> _PROBLEM TO SOLVE_
Without the pictures, can you quote each line below exactly?

══════

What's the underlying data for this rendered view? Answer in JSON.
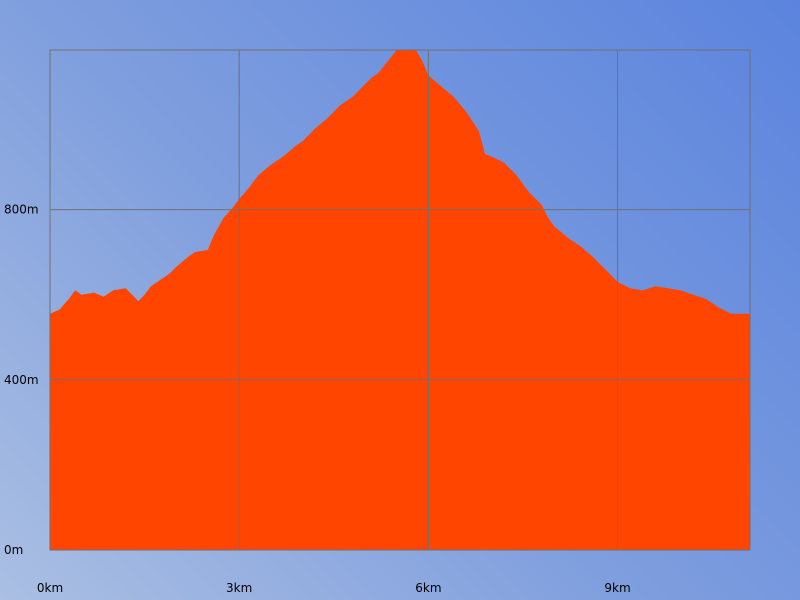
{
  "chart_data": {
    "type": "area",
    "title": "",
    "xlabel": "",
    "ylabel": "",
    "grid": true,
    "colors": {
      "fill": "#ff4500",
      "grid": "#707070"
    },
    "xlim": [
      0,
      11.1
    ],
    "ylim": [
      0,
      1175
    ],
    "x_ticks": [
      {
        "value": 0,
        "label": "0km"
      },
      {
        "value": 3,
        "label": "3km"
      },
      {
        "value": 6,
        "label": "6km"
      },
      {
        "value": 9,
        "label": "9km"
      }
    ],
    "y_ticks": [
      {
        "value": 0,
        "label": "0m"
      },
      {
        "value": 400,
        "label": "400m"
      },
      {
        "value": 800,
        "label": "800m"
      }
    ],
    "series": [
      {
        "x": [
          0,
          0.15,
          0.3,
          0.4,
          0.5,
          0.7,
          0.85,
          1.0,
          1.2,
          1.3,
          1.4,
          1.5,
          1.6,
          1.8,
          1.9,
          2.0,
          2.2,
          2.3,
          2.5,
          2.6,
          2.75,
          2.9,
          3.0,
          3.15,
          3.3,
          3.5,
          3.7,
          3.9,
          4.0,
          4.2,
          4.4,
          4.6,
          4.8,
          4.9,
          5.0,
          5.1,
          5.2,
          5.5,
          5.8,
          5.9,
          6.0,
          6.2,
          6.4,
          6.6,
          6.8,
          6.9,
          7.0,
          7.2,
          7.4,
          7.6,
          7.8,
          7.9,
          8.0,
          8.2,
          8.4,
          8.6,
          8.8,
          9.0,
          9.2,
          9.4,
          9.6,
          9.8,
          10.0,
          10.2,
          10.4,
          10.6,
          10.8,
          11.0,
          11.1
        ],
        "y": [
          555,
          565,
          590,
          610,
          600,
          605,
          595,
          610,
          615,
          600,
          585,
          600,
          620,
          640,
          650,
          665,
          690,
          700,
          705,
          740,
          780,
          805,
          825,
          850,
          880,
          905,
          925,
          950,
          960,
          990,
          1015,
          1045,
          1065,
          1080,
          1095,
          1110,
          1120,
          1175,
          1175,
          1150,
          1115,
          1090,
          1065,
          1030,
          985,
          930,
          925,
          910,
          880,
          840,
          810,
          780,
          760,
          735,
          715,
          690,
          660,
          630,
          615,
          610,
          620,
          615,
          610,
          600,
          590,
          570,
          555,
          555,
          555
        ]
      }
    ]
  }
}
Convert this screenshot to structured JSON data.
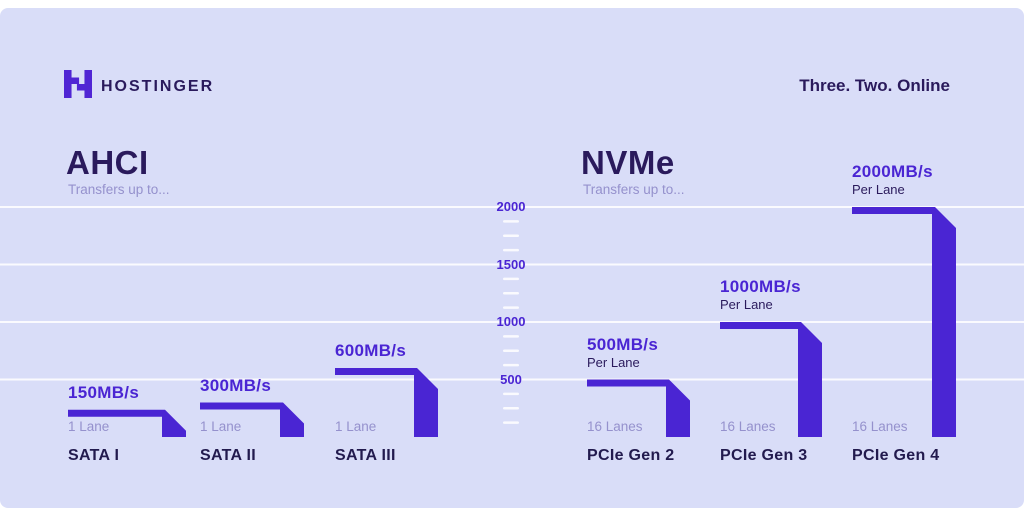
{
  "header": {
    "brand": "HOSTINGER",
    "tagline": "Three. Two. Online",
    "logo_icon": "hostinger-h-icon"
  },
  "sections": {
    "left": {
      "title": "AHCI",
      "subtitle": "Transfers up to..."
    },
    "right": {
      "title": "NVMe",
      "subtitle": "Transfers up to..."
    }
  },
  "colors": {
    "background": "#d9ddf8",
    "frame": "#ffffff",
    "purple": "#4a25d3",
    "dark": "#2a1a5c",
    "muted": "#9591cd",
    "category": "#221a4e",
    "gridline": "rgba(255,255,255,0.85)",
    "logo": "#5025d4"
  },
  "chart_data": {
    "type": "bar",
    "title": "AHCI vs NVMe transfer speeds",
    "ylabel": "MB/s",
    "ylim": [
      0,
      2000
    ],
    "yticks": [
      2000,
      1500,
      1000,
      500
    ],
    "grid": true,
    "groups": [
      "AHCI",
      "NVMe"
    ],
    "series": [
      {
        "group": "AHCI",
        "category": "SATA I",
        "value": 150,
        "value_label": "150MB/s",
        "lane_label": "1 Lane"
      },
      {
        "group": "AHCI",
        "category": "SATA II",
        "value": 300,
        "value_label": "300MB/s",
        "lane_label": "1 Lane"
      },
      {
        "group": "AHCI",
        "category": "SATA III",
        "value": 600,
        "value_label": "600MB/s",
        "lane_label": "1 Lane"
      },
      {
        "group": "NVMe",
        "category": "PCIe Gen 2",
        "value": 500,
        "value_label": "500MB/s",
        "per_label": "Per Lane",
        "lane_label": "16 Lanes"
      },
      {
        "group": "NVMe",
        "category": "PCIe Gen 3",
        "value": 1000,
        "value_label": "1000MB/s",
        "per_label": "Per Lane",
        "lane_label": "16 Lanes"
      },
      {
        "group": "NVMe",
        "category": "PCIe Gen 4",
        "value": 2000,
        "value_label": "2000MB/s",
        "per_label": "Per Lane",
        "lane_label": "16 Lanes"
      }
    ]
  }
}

══════

> _SOLVED EXERCISE_
What's the underlying data for this rendered view? Answer in JSON.
{
  "chart_data": {
    "type": "area",
    "title": "",
    "xlabel": "",
    "ylabel": "",
    "grid": true,
    "colors": {
      "fill": "#ff4500",
      "grid": "#707070"
    },
    "xlim": [
      0,
      11.1
    ],
    "ylim": [
      0,
      1175
    ],
    "x_ticks": [
      {
        "value": 0,
        "label": "0km"
      },
      {
        "value": 3,
        "label": "3km"
      },
      {
        "value": 6,
        "label": "6km"
      },
      {
        "value": 9,
        "label": "9km"
      }
    ],
    "y_ticks": [
      {
        "value": 0,
        "label": "0m"
      },
      {
        "value": 400,
        "label": "400m"
      },
      {
        "value": 800,
        "label": "800m"
      }
    ],
    "series": [
      {
        "x": [
          0,
          0.15,
          0.3,
          0.4,
          0.5,
          0.7,
          0.85,
          1.0,
          1.2,
          1.3,
          1.4,
          1.5,
          1.6,
          1.8,
          1.9,
          2.0,
          2.2,
          2.3,
          2.5,
          2.6,
          2.75,
          2.9,
          3.0,
          3.15,
          3.3,
          3.5,
          3.7,
          3.9,
          4.0,
          4.2,
          4.4,
          4.6,
          4.8,
          4.9,
          5.0,
          5.1,
          5.2,
          5.5,
          5.8,
          5.9,
          6.0,
          6.2,
          6.4,
          6.6,
          6.8,
          6.9,
          7.0,
          7.2,
          7.4,
          7.6,
          7.8,
          7.9,
          8.0,
          8.2,
          8.4,
          8.6,
          8.8,
          9.0,
          9.2,
          9.4,
          9.6,
          9.8,
          10.0,
          10.2,
          10.4,
          10.6,
          10.8,
          11.0,
          11.1
        ],
        "y": [
          555,
          565,
          590,
          610,
          600,
          605,
          595,
          610,
          615,
          600,
          585,
          600,
          620,
          640,
          650,
          665,
          690,
          700,
          705,
          740,
          780,
          805,
          825,
          850,
          880,
          905,
          925,
          950,
          960,
          990,
          1015,
          1045,
          1065,
          1080,
          1095,
          1110,
          1120,
          1175,
          1175,
          1150,
          1115,
          1090,
          1065,
          1030,
          985,
          930,
          925,
          910,
          880,
          840,
          810,
          780,
          760,
          735,
          715,
          690,
          660,
          630,
          615,
          610,
          620,
          615,
          610,
          600,
          590,
          570,
          555,
          555,
          555
        ]
      }
    ]
  }
}
Convert this screenshot to structured JSON data.
{
  "header": {
    "brand": "HOSTINGER",
    "tagline": "Three. Two. Online",
    "logo_icon": "hostinger-h-icon"
  },
  "sections": {
    "left": {
      "title": "AHCI",
      "subtitle": "Transfers up to..."
    },
    "right": {
      "title": "NVMe",
      "subtitle": "Transfers up to..."
    }
  },
  "colors": {
    "background": "#d9ddf8",
    "frame": "#ffffff",
    "purple": "#4a25d3",
    "dark": "#2a1a5c",
    "muted": "#9591cd",
    "category": "#221a4e",
    "gridline": "rgba(255,255,255,0.85)",
    "logo": "#5025d4"
  },
  "chart_data": {
    "type": "bar",
    "title": "AHCI vs NVMe transfer speeds",
    "ylabel": "MB/s",
    "ylim": [
      0,
      2000
    ],
    "yticks": [
      2000,
      1500,
      1000,
      500
    ],
    "grid": true,
    "groups": [
      "AHCI",
      "NVMe"
    ],
    "series": [
      {
        "group": "AHCI",
        "category": "SATA I",
        "value": 150,
        "value_label": "150MB/s",
        "lane_label": "1 Lane"
      },
      {
        "group": "AHCI",
        "category": "SATA II",
        "value": 300,
        "value_label": "300MB/s",
        "lane_label": "1 Lane"
      },
      {
        "group": "AHCI",
        "category": "SATA III",
        "value": 600,
        "value_label": "600MB/s",
        "lane_label": "1 Lane"
      },
      {
        "group": "NVMe",
        "category": "PCIe Gen 2",
        "value": 500,
        "value_label": "500MB/s",
        "per_label": "Per Lane",
        "lane_label": "16 Lanes"
      },
      {
        "group": "NVMe",
        "category": "PCIe Gen 3",
        "value": 1000,
        "value_label": "1000MB/s",
        "per_label": "Per Lane",
        "lane_label": "16 Lanes"
      },
      {
        "group": "NVMe",
        "category": "PCIe Gen 4",
        "value": 2000,
        "value_label": "2000MB/s",
        "per_label": "Per Lane",
        "lane_label": "16 Lanes"
      }
    ]
  }
}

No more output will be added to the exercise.